__Provided records__.
+--

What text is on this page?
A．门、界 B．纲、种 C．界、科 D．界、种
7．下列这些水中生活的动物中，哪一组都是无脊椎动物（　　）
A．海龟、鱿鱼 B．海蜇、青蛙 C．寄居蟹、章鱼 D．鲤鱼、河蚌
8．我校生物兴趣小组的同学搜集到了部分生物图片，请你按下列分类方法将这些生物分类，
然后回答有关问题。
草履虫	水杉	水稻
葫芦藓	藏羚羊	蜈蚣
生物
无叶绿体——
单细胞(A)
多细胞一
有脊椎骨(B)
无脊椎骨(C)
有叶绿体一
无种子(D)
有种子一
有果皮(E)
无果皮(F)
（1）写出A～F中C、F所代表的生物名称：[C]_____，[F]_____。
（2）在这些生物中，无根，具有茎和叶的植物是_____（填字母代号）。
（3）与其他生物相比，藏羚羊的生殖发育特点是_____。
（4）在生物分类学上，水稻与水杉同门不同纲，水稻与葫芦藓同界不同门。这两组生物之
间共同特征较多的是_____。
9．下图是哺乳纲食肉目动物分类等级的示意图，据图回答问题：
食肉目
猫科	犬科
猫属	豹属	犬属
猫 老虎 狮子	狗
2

+--

__Exercise directions__. Transcribe each entry exactly.

__Task response__.
What text is on this page?
A．门、界 B．纲、种 C．界、科 D．界、种
7．下列这些水中生活的动物中，哪一组都是无脊椎动物（　　）
A．海龟、鱿鱼 B．海蜇、青蛙 C．寄居蟹、章鱼 D．鲤鱼、河蚌
8．我校生物兴趣小组的同学搜集到了部分生物图片，请你按下列分类方法将这些生物分类，
然后回答有关问题。
草履虫	水杉	水稻
葫芦藓	藏羚羊	蜈蚣
生物
无叶绿体——
单细胞(A)
多细胞一
有脊椎骨(B)
无脊椎骨(C)
有叶绿体一
无种子(D)
有种子一
有果皮(E)
无果皮(F)
（1）写出A～F中C、F所代表的生物名称：[C]_____，[F]_____。
（2）在这些生物中，无根，具有茎和叶的植物是_____（填字母代号）。
（3）与其他生物相比，藏羚羊的生殖发育特点是_____。
（4）在生物分类学上，水稻与水杉同门不同纲，水稻与葫芦藓同界不同门。这两组生物之
间共同特征较多的是_____。
9．下图是哺乳纲食肉目动物分类等级的示意图，据图回答问题：
食肉目
猫科	犬科
猫属	豹属	犬属
猫 老虎 狮子	狗
2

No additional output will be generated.